TEXT SECTION —

=-=-=

Shortly afterward, Hazel capitulated. It paid Hartford $1,000,000 and entered into certain licensing agreements. The day following the settlement, Hartford's representative traveled back to Toledo and talked to Clarke. At this meeting Clarke asked for $10,000. Hartford's representative told him that he wanted too much money and that Hartford would communicate with him further. A few days later the representative paid Clarke $500 in cash; and about a month later delivered to Clarke, at some place in Pittsburgh which he has sworn he cannot remember, an additional $7,500 in cash. The reason given for paying these sums was that Hartford felt a certain moral obligation to do so, although Hartford's affidavits deny any prior agreement to pay Clarke for his services in connection with the article.

Indisputable proof of the foregoing facts was, for the first time, fully brought to light in 1941 by correspondence files, expense accounts and testimony introduced at the trial of the United States v. Hartford-Empire Company et al., D.C., 46 F.Supp. 541, an anti-trust prosecution begun December 11, 1939. On the basis of the disclosures at this trial Hazel commenced the present suit.

=-=-=

RAW DATA —

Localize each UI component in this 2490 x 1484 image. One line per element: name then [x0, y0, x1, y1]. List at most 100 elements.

=-=-=

LIST OF TASKS —
• 1. In the Hazel–Hartford passage, how much did Hazel pay Hartford when it gave in?
• 2. Put this sentence from the Hazel–Hartford passage into Spanish: "At this meeting Clarke asked for $10,000."
• 3. Copy word for word the part of the Hazel–Hartford passage between "Shortly afterward, Hazel" and "with the article.", inclusive.
The lines shown after the Hazel–Hartford passage are a separate set of material.

EXERCISE ANSWERS —
• 1. $1,000,000

• 2. En esta reunión, Clarke pidió 10.000 dólares.

• 3.
Shortly afterward, Hazel capitulated. It paid Hartford $1,000,000 and entered into certain licensing agreements. The day following the settlement, Hartford's representative traveled back to Toledo and talked to Clarke. At this meeting Clarke asked for $10,000. Hartford's representative told him that he wanted too much money and that Hartford would communicate with him further. A few days later the representative paid Clarke $500 in cash; and about a month later delivered to Clarke, at some place in Pittsburgh which he has sworn he cannot remember, an additional $7,500 in cash. The reason given for paying these sums was that Hartford felt a certain moral obligation to do so, although Hartford's affidavits deny any prior agreement to pay Clarke for his services in connection with the article.